**Goal:**
Where a line contains the word "filter", copy that line.

**Data supplied:**
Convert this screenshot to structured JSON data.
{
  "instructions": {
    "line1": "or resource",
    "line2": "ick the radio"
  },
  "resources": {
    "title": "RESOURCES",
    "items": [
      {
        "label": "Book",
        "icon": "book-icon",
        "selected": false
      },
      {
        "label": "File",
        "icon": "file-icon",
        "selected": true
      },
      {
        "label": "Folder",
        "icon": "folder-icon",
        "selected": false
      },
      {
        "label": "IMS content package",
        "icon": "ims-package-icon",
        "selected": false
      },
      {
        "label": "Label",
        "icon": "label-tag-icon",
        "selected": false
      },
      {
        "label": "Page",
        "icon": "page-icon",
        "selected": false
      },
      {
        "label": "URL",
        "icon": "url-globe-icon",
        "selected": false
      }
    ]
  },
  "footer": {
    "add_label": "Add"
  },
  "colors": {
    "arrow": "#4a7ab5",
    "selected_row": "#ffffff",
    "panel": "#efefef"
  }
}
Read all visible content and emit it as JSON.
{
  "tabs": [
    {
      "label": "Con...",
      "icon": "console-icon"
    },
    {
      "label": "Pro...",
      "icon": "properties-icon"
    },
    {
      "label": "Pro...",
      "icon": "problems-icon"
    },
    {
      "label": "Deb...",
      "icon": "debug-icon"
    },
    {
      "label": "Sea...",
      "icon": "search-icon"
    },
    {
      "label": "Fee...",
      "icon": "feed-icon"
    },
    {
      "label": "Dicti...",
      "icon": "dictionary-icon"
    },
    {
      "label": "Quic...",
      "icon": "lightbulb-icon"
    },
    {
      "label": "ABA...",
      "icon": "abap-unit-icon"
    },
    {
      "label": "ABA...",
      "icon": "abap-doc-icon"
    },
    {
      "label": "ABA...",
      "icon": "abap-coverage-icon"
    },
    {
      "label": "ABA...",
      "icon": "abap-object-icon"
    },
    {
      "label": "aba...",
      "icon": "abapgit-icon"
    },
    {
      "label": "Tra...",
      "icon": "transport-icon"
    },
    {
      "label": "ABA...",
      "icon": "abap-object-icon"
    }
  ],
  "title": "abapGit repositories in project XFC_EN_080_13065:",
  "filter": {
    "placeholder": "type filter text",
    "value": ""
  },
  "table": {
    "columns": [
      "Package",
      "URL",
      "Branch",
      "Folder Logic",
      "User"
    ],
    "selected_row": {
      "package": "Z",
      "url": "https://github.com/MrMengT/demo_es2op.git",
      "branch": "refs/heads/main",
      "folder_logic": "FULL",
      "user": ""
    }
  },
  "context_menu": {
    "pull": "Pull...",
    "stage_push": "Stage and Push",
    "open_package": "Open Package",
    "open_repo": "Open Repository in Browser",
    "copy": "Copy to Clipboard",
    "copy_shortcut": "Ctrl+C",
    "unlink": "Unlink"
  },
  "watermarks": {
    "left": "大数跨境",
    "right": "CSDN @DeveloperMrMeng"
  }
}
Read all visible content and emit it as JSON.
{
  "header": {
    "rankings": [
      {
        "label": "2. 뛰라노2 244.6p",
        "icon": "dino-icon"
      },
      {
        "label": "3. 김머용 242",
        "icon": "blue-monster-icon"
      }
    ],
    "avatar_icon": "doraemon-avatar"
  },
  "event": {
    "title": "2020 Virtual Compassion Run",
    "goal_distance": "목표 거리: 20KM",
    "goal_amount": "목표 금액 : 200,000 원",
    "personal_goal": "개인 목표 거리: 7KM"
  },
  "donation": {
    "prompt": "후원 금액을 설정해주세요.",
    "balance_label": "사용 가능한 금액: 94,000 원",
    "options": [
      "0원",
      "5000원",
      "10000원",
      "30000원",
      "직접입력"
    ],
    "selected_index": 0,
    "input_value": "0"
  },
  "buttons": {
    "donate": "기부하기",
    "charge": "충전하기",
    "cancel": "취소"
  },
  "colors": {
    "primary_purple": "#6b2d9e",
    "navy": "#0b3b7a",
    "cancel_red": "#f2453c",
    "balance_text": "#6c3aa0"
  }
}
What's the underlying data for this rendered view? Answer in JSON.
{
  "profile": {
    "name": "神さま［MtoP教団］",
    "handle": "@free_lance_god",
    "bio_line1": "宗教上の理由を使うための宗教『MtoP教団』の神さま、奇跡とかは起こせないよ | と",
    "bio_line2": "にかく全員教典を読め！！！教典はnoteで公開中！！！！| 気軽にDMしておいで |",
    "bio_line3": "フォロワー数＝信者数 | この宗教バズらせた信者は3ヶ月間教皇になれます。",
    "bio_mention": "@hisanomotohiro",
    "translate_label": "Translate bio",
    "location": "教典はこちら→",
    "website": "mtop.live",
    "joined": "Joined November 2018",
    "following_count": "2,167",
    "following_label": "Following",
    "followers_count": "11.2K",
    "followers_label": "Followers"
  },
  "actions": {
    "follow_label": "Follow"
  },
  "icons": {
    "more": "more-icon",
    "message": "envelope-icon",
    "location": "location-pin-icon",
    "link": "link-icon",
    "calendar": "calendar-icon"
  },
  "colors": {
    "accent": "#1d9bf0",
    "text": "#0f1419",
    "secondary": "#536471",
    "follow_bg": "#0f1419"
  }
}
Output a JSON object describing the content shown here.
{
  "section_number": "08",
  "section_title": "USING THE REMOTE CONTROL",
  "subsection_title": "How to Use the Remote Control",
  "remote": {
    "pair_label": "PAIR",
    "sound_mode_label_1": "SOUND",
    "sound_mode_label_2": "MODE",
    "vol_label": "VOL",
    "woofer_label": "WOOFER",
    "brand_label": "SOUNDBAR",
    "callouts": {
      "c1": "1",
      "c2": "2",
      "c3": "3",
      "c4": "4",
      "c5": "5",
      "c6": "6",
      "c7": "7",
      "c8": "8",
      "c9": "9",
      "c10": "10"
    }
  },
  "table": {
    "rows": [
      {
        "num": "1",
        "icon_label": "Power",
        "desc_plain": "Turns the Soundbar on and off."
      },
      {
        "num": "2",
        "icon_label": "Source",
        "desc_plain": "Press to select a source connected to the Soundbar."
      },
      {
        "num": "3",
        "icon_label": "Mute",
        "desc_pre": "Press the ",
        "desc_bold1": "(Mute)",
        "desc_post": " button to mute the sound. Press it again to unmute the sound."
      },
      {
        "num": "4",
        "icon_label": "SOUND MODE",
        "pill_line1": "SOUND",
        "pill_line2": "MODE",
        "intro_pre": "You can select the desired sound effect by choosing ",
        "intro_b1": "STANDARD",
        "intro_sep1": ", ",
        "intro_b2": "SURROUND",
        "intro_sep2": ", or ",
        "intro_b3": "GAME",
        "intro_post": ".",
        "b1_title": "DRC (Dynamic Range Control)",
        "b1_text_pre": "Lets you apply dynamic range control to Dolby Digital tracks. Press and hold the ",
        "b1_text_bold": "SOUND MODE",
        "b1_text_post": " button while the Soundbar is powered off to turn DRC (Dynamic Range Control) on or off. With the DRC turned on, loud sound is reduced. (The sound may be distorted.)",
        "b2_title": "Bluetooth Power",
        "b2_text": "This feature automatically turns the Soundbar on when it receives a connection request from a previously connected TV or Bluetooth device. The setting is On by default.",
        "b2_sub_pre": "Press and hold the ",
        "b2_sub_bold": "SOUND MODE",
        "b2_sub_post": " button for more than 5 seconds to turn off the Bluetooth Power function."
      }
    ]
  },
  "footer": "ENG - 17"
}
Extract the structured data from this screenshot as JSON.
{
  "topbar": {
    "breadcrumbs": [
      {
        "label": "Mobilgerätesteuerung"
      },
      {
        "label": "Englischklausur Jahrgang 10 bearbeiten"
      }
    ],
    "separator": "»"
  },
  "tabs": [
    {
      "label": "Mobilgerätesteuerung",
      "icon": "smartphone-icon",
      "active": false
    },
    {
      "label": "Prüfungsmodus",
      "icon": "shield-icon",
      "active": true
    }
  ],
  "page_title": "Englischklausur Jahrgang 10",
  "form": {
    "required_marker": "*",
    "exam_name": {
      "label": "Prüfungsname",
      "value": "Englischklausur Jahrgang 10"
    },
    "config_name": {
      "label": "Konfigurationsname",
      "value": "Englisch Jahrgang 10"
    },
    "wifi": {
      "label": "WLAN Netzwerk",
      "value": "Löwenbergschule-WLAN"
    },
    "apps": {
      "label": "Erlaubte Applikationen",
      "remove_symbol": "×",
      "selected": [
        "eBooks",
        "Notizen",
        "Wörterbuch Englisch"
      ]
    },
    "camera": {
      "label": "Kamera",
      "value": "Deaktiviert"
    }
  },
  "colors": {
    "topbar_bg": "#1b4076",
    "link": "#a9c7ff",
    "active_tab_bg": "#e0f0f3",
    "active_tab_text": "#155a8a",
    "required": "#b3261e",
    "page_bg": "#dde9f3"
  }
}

**Answer for this exercise:**
  "filter": {
    "placeholder": "type filter text",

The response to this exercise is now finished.